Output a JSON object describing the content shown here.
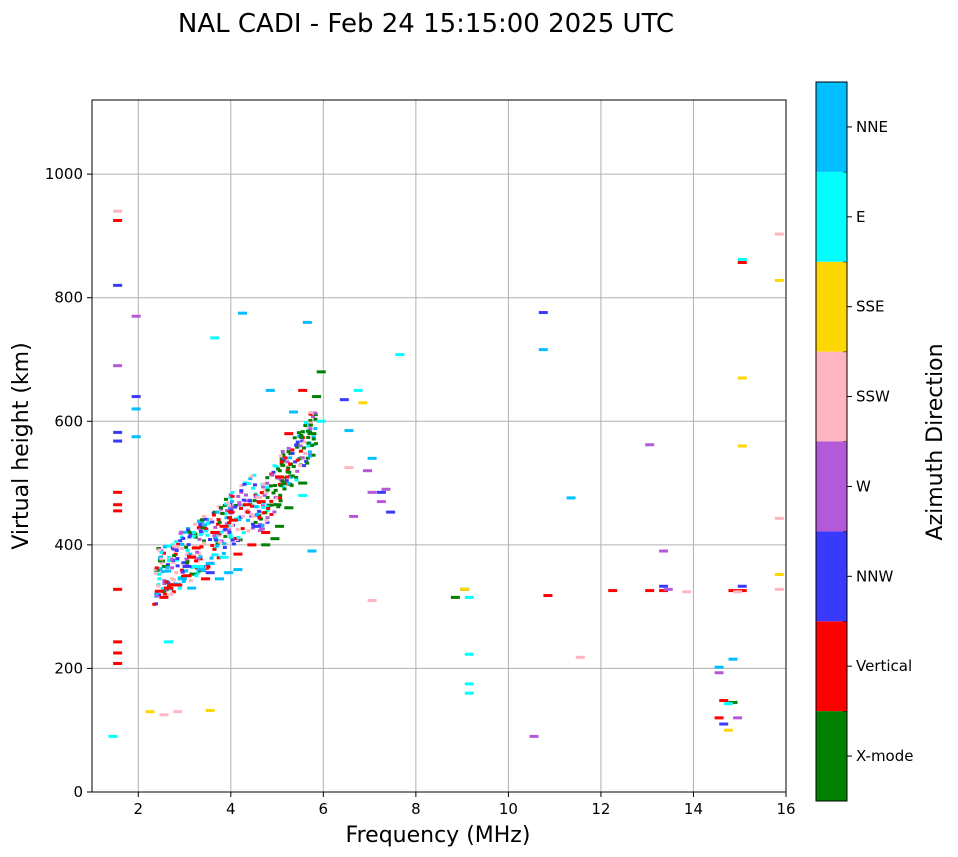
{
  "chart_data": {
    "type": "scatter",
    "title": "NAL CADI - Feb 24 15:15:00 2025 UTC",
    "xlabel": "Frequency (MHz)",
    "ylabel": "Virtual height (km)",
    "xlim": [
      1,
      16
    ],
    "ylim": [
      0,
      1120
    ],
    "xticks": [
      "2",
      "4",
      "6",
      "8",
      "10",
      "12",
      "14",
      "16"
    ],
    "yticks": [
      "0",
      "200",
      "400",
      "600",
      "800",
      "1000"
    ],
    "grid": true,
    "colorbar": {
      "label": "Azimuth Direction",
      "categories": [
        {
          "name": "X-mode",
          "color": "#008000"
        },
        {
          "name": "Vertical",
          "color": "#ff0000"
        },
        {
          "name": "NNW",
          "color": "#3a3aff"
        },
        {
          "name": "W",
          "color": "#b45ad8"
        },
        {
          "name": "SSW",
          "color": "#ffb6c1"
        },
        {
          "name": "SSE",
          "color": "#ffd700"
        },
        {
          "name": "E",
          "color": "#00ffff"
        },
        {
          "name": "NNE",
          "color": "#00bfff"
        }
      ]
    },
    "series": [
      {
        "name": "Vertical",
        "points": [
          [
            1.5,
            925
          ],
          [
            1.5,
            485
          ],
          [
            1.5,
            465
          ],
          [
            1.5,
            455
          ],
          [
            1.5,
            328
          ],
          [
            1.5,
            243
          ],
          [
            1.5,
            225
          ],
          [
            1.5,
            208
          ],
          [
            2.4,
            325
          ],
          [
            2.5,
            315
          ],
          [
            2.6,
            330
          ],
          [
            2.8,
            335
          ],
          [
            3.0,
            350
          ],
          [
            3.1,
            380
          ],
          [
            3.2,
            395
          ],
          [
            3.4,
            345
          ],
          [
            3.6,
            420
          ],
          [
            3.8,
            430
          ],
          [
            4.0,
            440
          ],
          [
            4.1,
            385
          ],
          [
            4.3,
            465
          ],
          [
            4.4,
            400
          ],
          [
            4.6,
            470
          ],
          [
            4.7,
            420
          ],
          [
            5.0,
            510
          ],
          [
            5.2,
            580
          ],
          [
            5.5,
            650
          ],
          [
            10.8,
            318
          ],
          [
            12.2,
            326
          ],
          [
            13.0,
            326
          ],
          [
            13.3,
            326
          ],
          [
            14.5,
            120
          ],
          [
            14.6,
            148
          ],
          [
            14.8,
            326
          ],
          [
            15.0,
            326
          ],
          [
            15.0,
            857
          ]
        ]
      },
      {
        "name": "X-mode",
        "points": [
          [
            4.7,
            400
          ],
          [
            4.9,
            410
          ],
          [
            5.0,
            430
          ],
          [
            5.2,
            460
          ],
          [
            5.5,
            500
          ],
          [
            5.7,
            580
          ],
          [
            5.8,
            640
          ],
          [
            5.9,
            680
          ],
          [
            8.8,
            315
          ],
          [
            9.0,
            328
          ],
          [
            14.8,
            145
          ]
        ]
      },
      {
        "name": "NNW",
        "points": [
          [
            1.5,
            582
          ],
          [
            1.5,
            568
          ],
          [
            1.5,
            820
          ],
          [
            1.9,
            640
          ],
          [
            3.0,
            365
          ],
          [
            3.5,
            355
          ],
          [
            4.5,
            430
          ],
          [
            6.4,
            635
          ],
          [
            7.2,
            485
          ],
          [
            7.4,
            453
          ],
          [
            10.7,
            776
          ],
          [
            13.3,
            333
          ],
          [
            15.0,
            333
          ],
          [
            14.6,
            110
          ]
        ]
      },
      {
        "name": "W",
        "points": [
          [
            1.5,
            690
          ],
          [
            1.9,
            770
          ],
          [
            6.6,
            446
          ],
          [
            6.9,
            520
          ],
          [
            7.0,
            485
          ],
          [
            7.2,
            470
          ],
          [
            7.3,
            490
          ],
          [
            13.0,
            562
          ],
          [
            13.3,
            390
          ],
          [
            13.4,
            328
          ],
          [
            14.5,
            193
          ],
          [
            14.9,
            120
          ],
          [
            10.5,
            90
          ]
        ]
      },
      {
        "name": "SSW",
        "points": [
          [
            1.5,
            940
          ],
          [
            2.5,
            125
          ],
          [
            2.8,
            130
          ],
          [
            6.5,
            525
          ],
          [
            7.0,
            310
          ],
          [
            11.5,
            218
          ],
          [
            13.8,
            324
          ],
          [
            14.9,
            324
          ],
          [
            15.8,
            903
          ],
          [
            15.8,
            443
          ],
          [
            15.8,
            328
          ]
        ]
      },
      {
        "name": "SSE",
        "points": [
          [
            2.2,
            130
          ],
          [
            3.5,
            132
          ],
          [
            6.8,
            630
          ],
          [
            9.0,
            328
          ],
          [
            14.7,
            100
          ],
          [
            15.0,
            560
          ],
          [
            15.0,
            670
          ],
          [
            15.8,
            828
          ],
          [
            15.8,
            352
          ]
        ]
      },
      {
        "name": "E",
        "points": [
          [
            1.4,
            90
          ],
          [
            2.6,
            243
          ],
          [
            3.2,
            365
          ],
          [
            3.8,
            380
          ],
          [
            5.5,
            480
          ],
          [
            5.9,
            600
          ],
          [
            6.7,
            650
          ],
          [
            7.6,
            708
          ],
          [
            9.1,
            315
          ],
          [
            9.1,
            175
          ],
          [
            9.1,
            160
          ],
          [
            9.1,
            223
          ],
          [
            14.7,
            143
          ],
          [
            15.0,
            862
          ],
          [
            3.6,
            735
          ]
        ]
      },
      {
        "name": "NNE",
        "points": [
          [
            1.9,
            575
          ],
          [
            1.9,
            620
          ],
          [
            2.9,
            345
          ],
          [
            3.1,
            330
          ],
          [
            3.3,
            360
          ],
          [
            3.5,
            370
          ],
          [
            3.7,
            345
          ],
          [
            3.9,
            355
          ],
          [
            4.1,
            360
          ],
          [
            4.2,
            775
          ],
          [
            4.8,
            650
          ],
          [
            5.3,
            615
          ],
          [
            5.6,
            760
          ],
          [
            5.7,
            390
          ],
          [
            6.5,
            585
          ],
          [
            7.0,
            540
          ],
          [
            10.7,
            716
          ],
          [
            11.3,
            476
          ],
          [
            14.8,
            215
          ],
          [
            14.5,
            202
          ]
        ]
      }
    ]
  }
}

____

Without the pictures, output the full listing exactly as it stands.

Output a JSON object describing the content shown here.
{
  "chart_data": {
    "type": "scatter",
    "title": "NAL CADI - Feb 24 15:15:00 2025 UTC",
    "xlabel": "Frequency (MHz)",
    "ylabel": "Virtual height (km)",
    "xlim": [
      1,
      16
    ],
    "ylim": [
      0,
      1120
    ],
    "xticks": [
      "2",
      "4",
      "6",
      "8",
      "10",
      "12",
      "14",
      "16"
    ],
    "yticks": [
      "0",
      "200",
      "400",
      "600",
      "800",
      "1000"
    ],
    "grid": true,
    "colorbar": {
      "label": "Azimuth Direction",
      "categories": [
        {
          "name": "X-mode",
          "color": "#008000"
        },
        {
          "name": "Vertical",
          "color": "#ff0000"
        },
        {
          "name": "NNW",
          "color": "#3a3aff"
        },
        {
          "name": "W",
          "color": "#b45ad8"
        },
        {
          "name": "SSW",
          "color": "#ffb6c1"
        },
        {
          "name": "SSE",
          "color": "#ffd700"
        },
        {
          "name": "E",
          "color": "#00ffff"
        },
        {
          "name": "NNE",
          "color": "#00bfff"
        }
      ]
    },
    "series": [
      {
        "name": "Vertical",
        "points": [
          [
            1.5,
            925
          ],
          [
            1.5,
            485
          ],
          [
            1.5,
            465
          ],
          [
            1.5,
            455
          ],
          [
            1.5,
            328
          ],
          [
            1.5,
            243
          ],
          [
            1.5,
            225
          ],
          [
            1.5,
            208
          ],
          [
            2.4,
            325
          ],
          [
            2.5,
            315
          ],
          [
            2.6,
            330
          ],
          [
            2.8,
            335
          ],
          [
            3.0,
            350
          ],
          [
            3.1,
            380
          ],
          [
            3.2,
            395
          ],
          [
            3.4,
            345
          ],
          [
            3.6,
            420
          ],
          [
            3.8,
            430
          ],
          [
            4.0,
            440
          ],
          [
            4.1,
            385
          ],
          [
            4.3,
            465
          ],
          [
            4.4,
            400
          ],
          [
            4.6,
            470
          ],
          [
            4.7,
            420
          ],
          [
            5.0,
            510
          ],
          [
            5.2,
            580
          ],
          [
            5.5,
            650
          ],
          [
            10.8,
            318
          ],
          [
            12.2,
            326
          ],
          [
            13.0,
            326
          ],
          [
            13.3,
            326
          ],
          [
            14.5,
            120
          ],
          [
            14.6,
            148
          ],
          [
            14.8,
            326
          ],
          [
            15.0,
            326
          ],
          [
            15.0,
            857
          ]
        ]
      },
      {
        "name": "X-mode",
        "points": [
          [
            4.7,
            400
          ],
          [
            4.9,
            410
          ],
          [
            5.0,
            430
          ],
          [
            5.2,
            460
          ],
          [
            5.5,
            500
          ],
          [
            5.7,
            580
          ],
          [
            5.8,
            640
          ],
          [
            5.9,
            680
          ],
          [
            8.8,
            315
          ],
          [
            9.0,
            328
          ],
          [
            14.8,
            145
          ]
        ]
      },
      {
        "name": "NNW",
        "points": [
          [
            1.5,
            582
          ],
          [
            1.5,
            568
          ],
          [
            1.5,
            820
          ],
          [
            1.9,
            640
          ],
          [
            3.0,
            365
          ],
          [
            3.5,
            355
          ],
          [
            4.5,
            430
          ],
          [
            6.4,
            635
          ],
          [
            7.2,
            485
          ],
          [
            7.4,
            453
          ],
          [
            10.7,
            776
          ],
          [
            13.3,
            333
          ],
          [
            15.0,
            333
          ],
          [
            14.6,
            110
          ]
        ]
      },
      {
        "name": "W",
        "points": [
          [
            1.5,
            690
          ],
          [
            1.9,
            770
          ],
          [
            6.6,
            446
          ],
          [
            6.9,
            520
          ],
          [
            7.0,
            485
          ],
          [
            7.2,
            470
          ],
          [
            7.3,
            490
          ],
          [
            13.0,
            562
          ],
          [
            13.3,
            390
          ],
          [
            13.4,
            328
          ],
          [
            14.5,
            193
          ],
          [
            14.9,
            120
          ],
          [
            10.5,
            90
          ]
        ]
      },
      {
        "name": "SSW",
        "points": [
          [
            1.5,
            940
          ],
          [
            2.5,
            125
          ],
          [
            2.8,
            130
          ],
          [
            6.5,
            525
          ],
          [
            7.0,
            310
          ],
          [
            11.5,
            218
          ],
          [
            13.8,
            324
          ],
          [
            14.9,
            324
          ],
          [
            15.8,
            903
          ],
          [
            15.8,
            443
          ],
          [
            15.8,
            328
          ]
        ]
      },
      {
        "name": "SSE",
        "points": [
          [
            2.2,
            130
          ],
          [
            3.5,
            132
          ],
          [
            6.8,
            630
          ],
          [
            9.0,
            328
          ],
          [
            14.7,
            100
          ],
          [
            15.0,
            560
          ],
          [
            15.0,
            670
          ],
          [
            15.8,
            828
          ],
          [
            15.8,
            352
          ]
        ]
      },
      {
        "name": "E",
        "points": [
          [
            1.4,
            90
          ],
          [
            2.6,
            243
          ],
          [
            3.2,
            365
          ],
          [
            3.8,
            380
          ],
          [
            5.5,
            480
          ],
          [
            5.9,
            600
          ],
          [
            6.7,
            650
          ],
          [
            7.6,
            708
          ],
          [
            9.1,
            315
          ],
          [
            9.1,
            175
          ],
          [
            9.1,
            160
          ],
          [
            9.1,
            223
          ],
          [
            14.7,
            143
          ],
          [
            15.0,
            862
          ],
          [
            3.6,
            735
          ]
        ]
      },
      {
        "name": "NNE",
        "points": [
          [
            1.9,
            575
          ],
          [
            1.9,
            620
          ],
          [
            2.9,
            345
          ],
          [
            3.1,
            330
          ],
          [
            3.3,
            360
          ],
          [
            3.5,
            370
          ],
          [
            3.7,
            345
          ],
          [
            3.9,
            355
          ],
          [
            4.1,
            360
          ],
          [
            4.2,
            775
          ],
          [
            4.8,
            650
          ],
          [
            5.3,
            615
          ],
          [
            5.6,
            760
          ],
          [
            5.7,
            390
          ],
          [
            6.5,
            585
          ],
          [
            7.0,
            540
          ],
          [
            10.7,
            716
          ],
          [
            11.3,
            476
          ],
          [
            14.8,
            215
          ],
          [
            14.5,
            202
          ]
        ]
      }
    ]
  }
}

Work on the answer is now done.